JOB:
Among the entries below, find how many lines carry the word "text" and state only that figure.

STORED RECORDS:
--------------------------------------------------

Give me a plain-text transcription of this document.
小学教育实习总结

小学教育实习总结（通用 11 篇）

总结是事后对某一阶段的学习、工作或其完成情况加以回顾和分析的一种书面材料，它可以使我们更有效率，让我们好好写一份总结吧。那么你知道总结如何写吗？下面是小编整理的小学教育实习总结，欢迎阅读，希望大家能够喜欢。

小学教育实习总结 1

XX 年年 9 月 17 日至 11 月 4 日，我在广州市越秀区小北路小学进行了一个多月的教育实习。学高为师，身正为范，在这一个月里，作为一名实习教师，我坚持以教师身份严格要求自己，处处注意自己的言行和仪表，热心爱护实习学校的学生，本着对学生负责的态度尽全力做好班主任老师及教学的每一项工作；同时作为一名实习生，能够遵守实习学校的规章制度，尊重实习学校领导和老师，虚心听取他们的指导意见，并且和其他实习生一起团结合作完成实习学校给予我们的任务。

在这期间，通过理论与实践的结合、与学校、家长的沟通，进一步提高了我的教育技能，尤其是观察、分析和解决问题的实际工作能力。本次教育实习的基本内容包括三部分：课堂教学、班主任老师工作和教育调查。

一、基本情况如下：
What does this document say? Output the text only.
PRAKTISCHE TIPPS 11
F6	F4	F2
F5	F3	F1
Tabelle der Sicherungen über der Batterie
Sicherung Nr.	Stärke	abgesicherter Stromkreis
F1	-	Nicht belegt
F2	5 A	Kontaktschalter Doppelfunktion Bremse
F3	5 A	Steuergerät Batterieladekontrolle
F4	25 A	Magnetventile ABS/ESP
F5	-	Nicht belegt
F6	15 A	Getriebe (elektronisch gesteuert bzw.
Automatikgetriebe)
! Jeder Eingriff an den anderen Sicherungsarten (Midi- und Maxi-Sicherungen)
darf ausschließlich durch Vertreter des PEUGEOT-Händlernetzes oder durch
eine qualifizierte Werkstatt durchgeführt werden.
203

--------------------------------------------------

RESULT OF THE EXERCISE:
2